Exactly as they appear, output all of the records. Skip any images.
□ □ □
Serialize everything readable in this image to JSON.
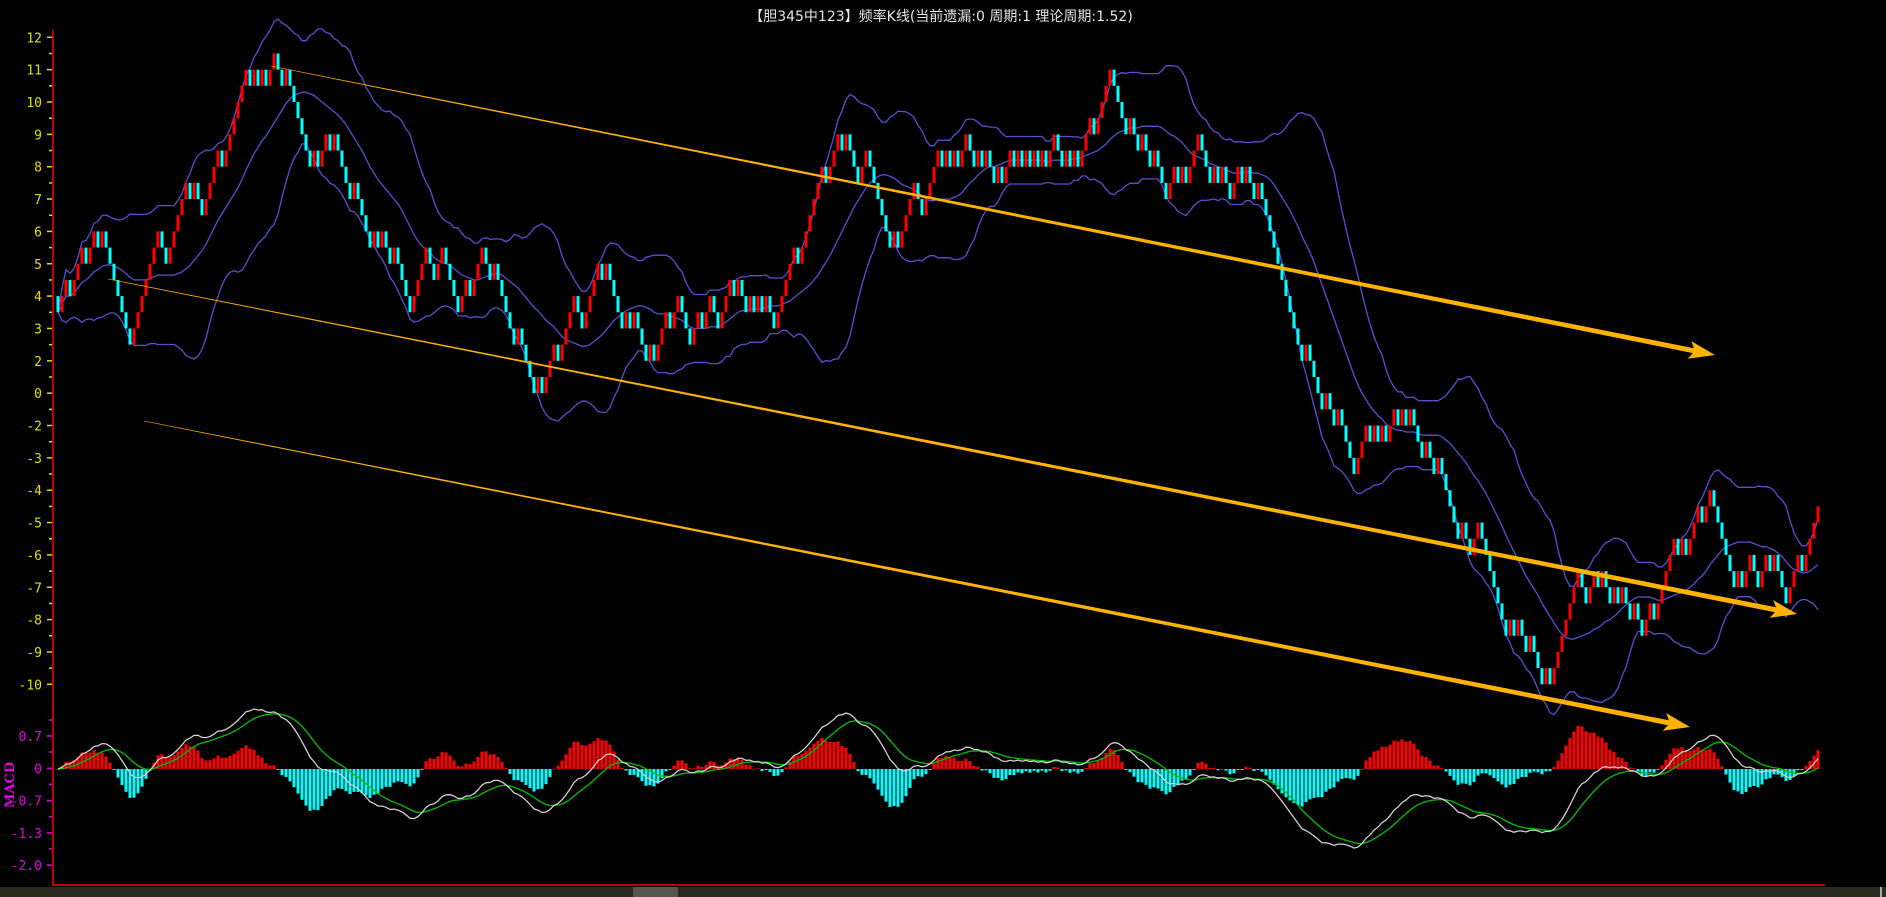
{
  "header": {
    "title": "【胆345中123】频率K线(当前遗漏:0 周期:1 理论周期:1.52)"
  },
  "colors": {
    "up": "#ff0000",
    "down": "#00ffff",
    "band": "#5a4fd0",
    "axis": "#c00000",
    "arrow": "#ffb300",
    "dif": "#d0d0d0",
    "dea": "#00c000",
    "price_label": "#e0e000",
    "macd_label": "#e000e0"
  },
  "chart_data": [
    {
      "type": "candlestick",
      "title": "【胆345中123】频率K线(当前遗漏:0 周期:1 理论周期:1.52)",
      "y_tick_labels": [
        "12",
        "11",
        "10",
        "9",
        "8",
        "7",
        "6",
        "5",
        "4",
        "3",
        "2",
        "0",
        "-2",
        "-3",
        "-4",
        "-5",
        "-6",
        "-7",
        "-8",
        "-9",
        "-10"
      ],
      "ylim_position": [
        -8,
        12
      ],
      "candle_count": 441,
      "step": 0.5,
      "close_path_waypoints": [
        [
          0,
          4.2
        ],
        [
          7,
          6.3
        ],
        [
          11,
          6.3
        ],
        [
          14,
          3.9
        ],
        [
          17,
          3.1
        ],
        [
          29,
          7.8
        ],
        [
          34,
          7.0
        ],
        [
          46,
          10.9
        ],
        [
          49,
          10.2
        ],
        [
          54,
          10.9
        ],
        [
          58,
          9.6
        ],
        [
          62,
          7.9
        ],
        [
          71,
          8.5
        ],
        [
          76,
          6.3
        ],
        [
          87,
          3.7
        ],
        [
          91,
          5.2
        ],
        [
          97,
          5.7
        ],
        [
          100,
          4.2
        ],
        [
          106,
          5.2
        ],
        [
          111,
          3.1
        ],
        [
          121,
          1.3
        ],
        [
          127,
          3.1
        ],
        [
          136,
          5.0
        ],
        [
          139,
          3.1
        ],
        [
          148,
          2.6
        ],
        [
          154,
          3.1
        ],
        [
          157,
          2.4
        ],
        [
          168,
          4.2
        ],
        [
          172,
          2.2
        ],
        [
          184,
          5.5
        ],
        [
          195,
          8.5
        ],
        [
          202,
          7.8
        ],
        [
          210,
          5.7
        ],
        [
          217,
          8.1
        ],
        [
          229,
          9.2
        ],
        [
          235,
          7.8
        ],
        [
          244,
          8.7
        ],
        [
          250,
          7.4
        ],
        [
          262,
          10.6
        ],
        [
          270,
          8.3
        ],
        [
          279,
          7.2
        ],
        [
          286,
          8.8
        ],
        [
          290,
          7.0
        ],
        [
          294,
          7.6
        ],
        [
          297,
          6.6
        ],
        [
          312,
          -2.1
        ],
        [
          315,
          -2.3
        ],
        [
          323,
          -0.6
        ],
        [
          335,
          0.3
        ],
        [
          344,
          -3.2
        ],
        [
          350,
          -2.8
        ],
        [
          357,
          -4.7
        ],
        [
          371,
          -8.0
        ],
        [
          380,
          -4.7
        ],
        [
          389,
          -5.4
        ],
        [
          395,
          -6.2
        ],
        [
          402,
          -4.7
        ],
        [
          413,
          -2.6
        ],
        [
          419,
          -4.7
        ],
        [
          425,
          -4.3
        ],
        [
          431,
          -4.7
        ],
        [
          437,
          -4.1
        ],
        [
          438,
          -5.4
        ],
        [
          440,
          -5.8
        ]
      ],
      "overlays": [
        "Bollinger(20,2)"
      ],
      "trend_arrows": 3
    },
    {
      "type": "line",
      "name": "MACD",
      "y_tick_labels": [
        "0.7",
        "0",
        "-0.7",
        "-1.3",
        "-2.0"
      ],
      "series": [
        {
          "name": "DIF"
        },
        {
          "name": "DEA"
        },
        {
          "name": "MACD histogram"
        }
      ],
      "params": [
        12,
        26,
        9
      ]
    }
  ],
  "macd_panel": {
    "label": "MACD"
  }
}
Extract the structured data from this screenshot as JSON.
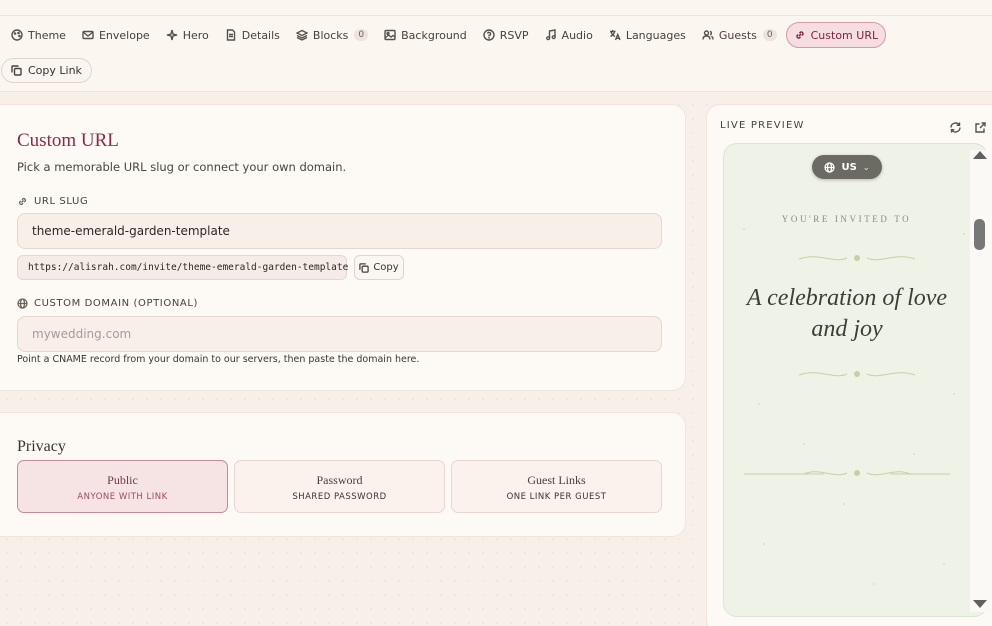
□ □ □
ANSWER FOR THIS EXERCISE ::
Serialize everything readable in this image to JSON.
{
  "header": {
    "title": "【胆345中123】频率K线(当前遗漏:0 周期:1 理论周期:1.52)"
  },
  "colors": {
    "up": "#ff0000",
    "down": "#00ffff",
    "band": "#5a4fd0",
    "axis": "#c00000",
    "arrow": "#ffb300",
    "dif": "#d0d0d0",
    "dea": "#00c000",
    "price_label": "#e0e000",
    "macd_label": "#e000e0"
  },
  "chart_data": [
    {
      "type": "candlestick",
      "title": "【胆345中123】频率K线(当前遗漏:0 周期:1 理论周期:1.52)",
      "y_tick_labels": [
        "12",
        "11",
        "10",
        "9",
        "8",
        "7",
        "6",
        "5",
        "4",
        "3",
        "2",
        "0",
        "-2",
        "-3",
        "-4",
        "-5",
        "-6",
        "-7",
        "-8",
        "-9",
        "-10"
      ],
      "ylim_position": [
        -8,
        12
      ],
      "candle_count": 441,
      "step": 0.5,
      "close_path_waypoints": [
        [
          0,
          4.2
        ],
        [
          7,
          6.3
        ],
        [
          11,
          6.3
        ],
        [
          14,
          3.9
        ],
        [
          17,
          3.1
        ],
        [
          29,
          7.8
        ],
        [
          34,
          7.0
        ],
        [
          46,
          10.9
        ],
        [
          49,
          10.2
        ],
        [
          54,
          10.9
        ],
        [
          58,
          9.6
        ],
        [
          62,
          7.9
        ],
        [
          71,
          8.5
        ],
        [
          76,
          6.3
        ],
        [
          87,
          3.7
        ],
        [
          91,
          5.2
        ],
        [
          97,
          5.7
        ],
        [
          100,
          4.2
        ],
        [
          106,
          5.2
        ],
        [
          111,
          3.1
        ],
        [
          121,
          1.3
        ],
        [
          127,
          3.1
        ],
        [
          136,
          5.0
        ],
        [
          139,
          3.1
        ],
        [
          148,
          2.6
        ],
        [
          154,
          3.1
        ],
        [
          157,
          2.4
        ],
        [
          168,
          4.2
        ],
        [
          172,
          2.2
        ],
        [
          184,
          5.5
        ],
        [
          195,
          8.5
        ],
        [
          202,
          7.8
        ],
        [
          210,
          5.7
        ],
        [
          217,
          8.1
        ],
        [
          229,
          9.2
        ],
        [
          235,
          7.8
        ],
        [
          244,
          8.7
        ],
        [
          250,
          7.4
        ],
        [
          262,
          10.6
        ],
        [
          270,
          8.3
        ],
        [
          279,
          7.2
        ],
        [
          286,
          8.8
        ],
        [
          290,
          7.0
        ],
        [
          294,
          7.6
        ],
        [
          297,
          6.6
        ],
        [
          312,
          -2.1
        ],
        [
          315,
          -2.3
        ],
        [
          323,
          -0.6
        ],
        [
          335,
          0.3
        ],
        [
          344,
          -3.2
        ],
        [
          350,
          -2.8
        ],
        [
          357,
          -4.7
        ],
        [
          371,
          -8.0
        ],
        [
          380,
          -4.7
        ],
        [
          389,
          -5.4
        ],
        [
          395,
          -6.2
        ],
        [
          402,
          -4.7
        ],
        [
          413,
          -2.6
        ],
        [
          419,
          -4.7
        ],
        [
          425,
          -4.3
        ],
        [
          431,
          -4.7
        ],
        [
          437,
          -4.1
        ],
        [
          438,
          -5.4
        ],
        [
          440,
          -5.8
        ]
      ],
      "overlays": [
        "Bollinger(20,2)"
      ],
      "trend_arrows": 3
    },
    {
      "type": "line",
      "name": "MACD",
      "y_tick_labels": [
        "0.7",
        "0",
        "-0.7",
        "-1.3",
        "-2.0"
      ],
      "series": [
        {
          "name": "DIF"
        },
        {
          "name": "DEA"
        },
        {
          "name": "MACD histogram"
        }
      ],
      "params": [
        12,
        26,
        9
      ]
    }
  ],
  "macd_panel": {
    "label": "MACD"
  }
}
Extract the structured data from this screenshot as JSON.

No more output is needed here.